* **Stored data**
==*==

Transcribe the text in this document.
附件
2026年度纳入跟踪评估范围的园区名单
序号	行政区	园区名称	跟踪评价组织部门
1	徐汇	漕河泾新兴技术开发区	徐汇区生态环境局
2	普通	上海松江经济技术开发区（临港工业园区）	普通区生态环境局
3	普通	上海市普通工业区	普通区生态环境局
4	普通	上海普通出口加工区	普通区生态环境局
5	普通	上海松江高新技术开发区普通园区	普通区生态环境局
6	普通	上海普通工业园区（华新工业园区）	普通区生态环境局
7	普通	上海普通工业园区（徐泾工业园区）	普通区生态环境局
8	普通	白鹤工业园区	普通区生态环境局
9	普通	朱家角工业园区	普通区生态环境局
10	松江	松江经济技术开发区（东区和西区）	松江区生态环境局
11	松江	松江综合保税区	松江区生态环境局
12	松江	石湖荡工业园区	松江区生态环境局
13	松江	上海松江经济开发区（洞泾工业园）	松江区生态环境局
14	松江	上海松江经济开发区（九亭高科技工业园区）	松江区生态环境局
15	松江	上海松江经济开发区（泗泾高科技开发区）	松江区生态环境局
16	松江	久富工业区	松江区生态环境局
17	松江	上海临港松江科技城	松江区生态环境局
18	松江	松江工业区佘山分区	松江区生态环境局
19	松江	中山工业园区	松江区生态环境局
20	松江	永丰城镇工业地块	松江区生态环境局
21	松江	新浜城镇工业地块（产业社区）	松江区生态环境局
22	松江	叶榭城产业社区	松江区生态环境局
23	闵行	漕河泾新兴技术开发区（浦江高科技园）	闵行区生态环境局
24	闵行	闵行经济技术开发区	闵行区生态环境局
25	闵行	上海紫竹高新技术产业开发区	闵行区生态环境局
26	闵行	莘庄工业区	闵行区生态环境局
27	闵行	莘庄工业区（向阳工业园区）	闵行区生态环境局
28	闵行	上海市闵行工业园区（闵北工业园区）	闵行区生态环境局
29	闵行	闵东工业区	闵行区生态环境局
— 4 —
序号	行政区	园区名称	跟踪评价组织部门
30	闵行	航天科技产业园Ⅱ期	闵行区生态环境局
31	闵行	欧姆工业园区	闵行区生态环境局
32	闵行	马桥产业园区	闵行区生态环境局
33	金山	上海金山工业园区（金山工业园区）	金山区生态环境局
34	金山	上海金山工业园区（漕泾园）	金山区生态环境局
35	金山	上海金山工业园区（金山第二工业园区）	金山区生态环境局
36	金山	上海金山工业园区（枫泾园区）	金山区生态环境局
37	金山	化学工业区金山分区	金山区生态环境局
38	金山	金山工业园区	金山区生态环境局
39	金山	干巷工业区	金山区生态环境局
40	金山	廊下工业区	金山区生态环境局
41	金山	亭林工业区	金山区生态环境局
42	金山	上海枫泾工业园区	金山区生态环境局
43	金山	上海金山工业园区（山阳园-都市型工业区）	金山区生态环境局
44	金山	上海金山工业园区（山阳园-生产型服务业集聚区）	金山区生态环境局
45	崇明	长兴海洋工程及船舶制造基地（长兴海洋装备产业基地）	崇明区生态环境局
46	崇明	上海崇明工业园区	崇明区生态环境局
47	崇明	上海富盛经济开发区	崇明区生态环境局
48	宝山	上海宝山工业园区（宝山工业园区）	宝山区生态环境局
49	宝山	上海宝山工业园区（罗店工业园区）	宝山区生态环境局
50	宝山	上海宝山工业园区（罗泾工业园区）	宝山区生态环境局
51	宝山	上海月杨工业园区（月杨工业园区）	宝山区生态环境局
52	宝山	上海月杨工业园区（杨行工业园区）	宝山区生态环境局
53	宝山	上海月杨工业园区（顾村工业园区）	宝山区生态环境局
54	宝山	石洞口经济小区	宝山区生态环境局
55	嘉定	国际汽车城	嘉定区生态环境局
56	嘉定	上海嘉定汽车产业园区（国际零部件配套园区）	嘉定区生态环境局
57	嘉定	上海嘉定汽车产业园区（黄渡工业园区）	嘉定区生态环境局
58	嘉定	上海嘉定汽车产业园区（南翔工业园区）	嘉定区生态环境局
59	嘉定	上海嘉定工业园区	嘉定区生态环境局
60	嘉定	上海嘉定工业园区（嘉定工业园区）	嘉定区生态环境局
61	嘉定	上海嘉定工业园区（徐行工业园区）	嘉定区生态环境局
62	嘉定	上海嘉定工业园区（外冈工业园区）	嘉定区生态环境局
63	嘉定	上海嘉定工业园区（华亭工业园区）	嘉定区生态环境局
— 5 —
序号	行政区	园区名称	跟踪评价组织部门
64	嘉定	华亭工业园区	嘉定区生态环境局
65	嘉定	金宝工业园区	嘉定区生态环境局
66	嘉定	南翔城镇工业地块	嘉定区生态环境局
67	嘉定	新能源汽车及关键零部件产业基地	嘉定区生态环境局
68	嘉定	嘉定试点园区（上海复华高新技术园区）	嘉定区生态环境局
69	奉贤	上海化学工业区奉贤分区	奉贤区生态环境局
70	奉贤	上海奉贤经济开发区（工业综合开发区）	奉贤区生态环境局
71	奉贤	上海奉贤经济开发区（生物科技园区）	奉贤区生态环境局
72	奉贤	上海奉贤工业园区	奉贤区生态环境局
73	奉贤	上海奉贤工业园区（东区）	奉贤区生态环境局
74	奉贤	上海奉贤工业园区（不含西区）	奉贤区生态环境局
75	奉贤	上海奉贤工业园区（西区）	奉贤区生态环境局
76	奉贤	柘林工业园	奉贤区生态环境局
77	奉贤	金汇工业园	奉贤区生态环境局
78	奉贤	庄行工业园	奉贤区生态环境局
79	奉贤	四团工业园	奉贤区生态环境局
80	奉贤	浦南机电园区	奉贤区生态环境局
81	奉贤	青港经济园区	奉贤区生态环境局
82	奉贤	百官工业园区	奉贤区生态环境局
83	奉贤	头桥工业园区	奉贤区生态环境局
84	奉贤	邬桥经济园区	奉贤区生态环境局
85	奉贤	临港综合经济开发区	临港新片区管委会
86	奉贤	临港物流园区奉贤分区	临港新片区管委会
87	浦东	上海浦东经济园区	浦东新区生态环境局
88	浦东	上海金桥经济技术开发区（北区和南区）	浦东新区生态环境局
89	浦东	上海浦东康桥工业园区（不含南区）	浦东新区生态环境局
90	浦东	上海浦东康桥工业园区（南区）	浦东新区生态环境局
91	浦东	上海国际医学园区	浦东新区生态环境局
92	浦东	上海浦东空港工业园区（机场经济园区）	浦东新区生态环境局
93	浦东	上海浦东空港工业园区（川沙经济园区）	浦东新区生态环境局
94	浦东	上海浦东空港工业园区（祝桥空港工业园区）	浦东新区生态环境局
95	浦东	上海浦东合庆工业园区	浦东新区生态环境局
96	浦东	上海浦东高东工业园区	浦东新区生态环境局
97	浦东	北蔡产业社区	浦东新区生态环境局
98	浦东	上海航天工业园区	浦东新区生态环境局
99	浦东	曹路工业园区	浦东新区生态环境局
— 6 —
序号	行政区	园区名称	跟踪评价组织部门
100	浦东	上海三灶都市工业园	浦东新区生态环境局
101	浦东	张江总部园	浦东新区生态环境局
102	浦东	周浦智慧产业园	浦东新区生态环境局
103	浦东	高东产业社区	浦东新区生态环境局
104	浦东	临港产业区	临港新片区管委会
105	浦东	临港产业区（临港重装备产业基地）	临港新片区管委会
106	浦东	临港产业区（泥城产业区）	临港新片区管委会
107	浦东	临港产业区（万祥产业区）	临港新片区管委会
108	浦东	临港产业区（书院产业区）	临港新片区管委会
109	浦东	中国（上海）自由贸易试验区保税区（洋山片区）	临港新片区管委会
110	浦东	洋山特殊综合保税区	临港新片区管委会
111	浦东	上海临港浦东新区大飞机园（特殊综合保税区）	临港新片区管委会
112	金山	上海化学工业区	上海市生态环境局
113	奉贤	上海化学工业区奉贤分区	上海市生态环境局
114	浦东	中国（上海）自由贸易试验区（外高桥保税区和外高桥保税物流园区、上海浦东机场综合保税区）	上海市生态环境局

==*==

Copy each line from the records above that includes the string "闵行区生态环境局".

23	闵行	漕河泾新兴技术开发区（浦江高科技园）	闵行区生态环境局
24	闵行	闵行经济技术开发区	闵行区生态环境局
25	闵行	上海紫竹高新技术产业开发区	闵行区生态环境局
26	闵行	莘庄工业区	闵行区生态环境局
27	闵行	莘庄工业区（向阳工业园区）	闵行区生态环境局
28	闵行	上海市闵行工业园区（闵北工业园区）	闵行区生态环境局
29	闵行	闵东工业区	闵行区生态环境局
30	闵行	航天科技产业园Ⅱ期	闵行区生态环境局
31	闵行	欧姆工业园区	闵行区生态环境局
32	闵行	马桥产业园区	闵行区生态环境局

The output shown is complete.